----- Teks Sumber -----
Jika kebnormalan tersebut mempengaruhi esofagus, maka kelainan yang terjadi identik dengan akalasia.02
Penyakit Chagas’s dan kanker esofagus memberikan gambaran yang sama pada pemeriksaan dengan video dan
manometri esofagus. Sedangkan, pemeriksaan dengan menggunakan endoskopi dapat mengeksklusi keberadaan
kanker.02
b. Kanker lambung atau kanker pada gastroesofagus junction :
Pada tahap lanjut, invasi kanker pada esofagus neural pleksus menyebabkan sfingter esophagus bagian bawah
tidak dapat berelaksasi sehingga timbul keadaan mirip akalasia. Kondisi ini disebut pseudoakalasia maligna.
Contrast radiography dan endoscopy juga sulit membedakan kedua hal tersebut. Namun pemerikasaan
endoscopic cardia menggunakan retroflexed view bisa meneksklusi neoplasma cardia. Pada beberapa kasus CT
scan atau endoskopi ultrasound juga diperlukan.
Maka pasien dengan presumed diagnosis akalasia tapi durasi gejala yang singkat dan progresif, penurunan berat
badan signifikan, usia lebih tua dan sedang dirujuk untuk menjalani minimally invasive surgery harus
melakukan pemeriksaan imaging tambahan untuk menyingkirkan kemungkinan malignancy yang tersembunyi.
Dikarenakan kondisi ini tidak dapat dideteksi selama pembedahan.
c. Gastroesofagus Refflux Disease (GERD) :
Gejala dari akalasia mirip dengan GERD terutama ketika pasien menjelaskan kualitas nyeri dada dan perasaan
panas di ulu hati (burning pain). Diperlukan anamnesis yang baik untuk membedakan kedua kondisi tersebut
dengan cara mengklarifikasi regurgitasi yang dialami pasien dengan jelas, berasal dari lambung atau esophagus.
Perbedaan kedua kondisi tersebut akan sangat jelas jika dilakukan pemeriksaan barium x-ray, endoscopy, dan
manometry.
d. Disfagia yang disebabkan kelainan struktural lain:
Gejala disfagia sangat umum dijumpai pada kelainan di esophagus, biasanya riwayat disfagia yang intermiten
terhadap makanan dan minuman merujuk pada kelainan yang disebabkan oleh gangguan motorik. Pemeriksaan
barium x-ray dapat membedakan akalasia dengan kelainan motorik lainnya seperti spasme esofagus difuse,
tetapi pada 20% kasus gambaran khusus untuk penyakit tertentu jarang ditemukan.
----- Data Tercatat -----
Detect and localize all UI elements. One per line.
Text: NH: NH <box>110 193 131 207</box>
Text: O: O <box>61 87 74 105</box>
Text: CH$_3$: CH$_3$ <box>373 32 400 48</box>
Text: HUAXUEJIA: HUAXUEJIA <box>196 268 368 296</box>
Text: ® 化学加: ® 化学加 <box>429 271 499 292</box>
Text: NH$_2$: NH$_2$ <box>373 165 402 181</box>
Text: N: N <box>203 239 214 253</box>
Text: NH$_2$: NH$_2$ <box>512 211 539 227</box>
-----
◆ Petunjuk Latihan:
**a)** Menurut teks sumber, apa sebutan untuk kondisi mirip akalasia yang timbul ketika invasi kanker pada pleksus saraf esofagus membuat sfingter esofagus bagian bawah tidak dapat berelaksasi?
**b)** Tolong sebutkan semua ciri pasien dengan dugaan diagnosis akalasia yang menurut teks sumber mengharuskan pemeriksaan imaging tambahan.
**c)** Salin ulang bagian teks sumber antara "Jika kebnormalan tersebut" dan "ultrasound juga diperlukan.", termasuk kedua bagian itu.

◆ Kunci Jawaban:
**a)** Pseudoakalasia maligna.

**b)**
- Durasi gejala yang singkat dan progresif
- Penurunan berat badan yang signifikan
- Usia lebih tua
- Sedang dirujuk untuk menjalani minimally invasive surgery

**c)**
Jika kebnormalan tersebut mempengaruhi esofagus, maka kelainan yang terjadi identik dengan akalasia.02
Penyakit Chagas’s dan kanker esofagus memberikan gambaran yang sama pada pemeriksaan dengan video dan
manometri esofagus. Sedangkan, pemeriksaan dengan menggunakan endoskopi dapat mengeksklusi keberadaan
kanker.02
b. Kanker lambung atau kanker pada gastroesofagus junction :
Pada tahap lanjut, invasi kanker pada esofagus neural pleksus menyebabkan sfingter esophagus bagian bawah
tidak dapat berelaksasi sehingga timbul keadaan mirip akalasia. Kondisi ini disebut pseudoakalasia maligna.
Contrast radiography dan endoscopy juga sulit membedakan kedua hal tersebut. Namun pemerikasaan
endoscopic cardia menggunakan retroflexed view bisa meneksklusi neoplasma cardia. Pada beberapa kasus CT
scan atau endoskopi ultrasound juga diperlukan.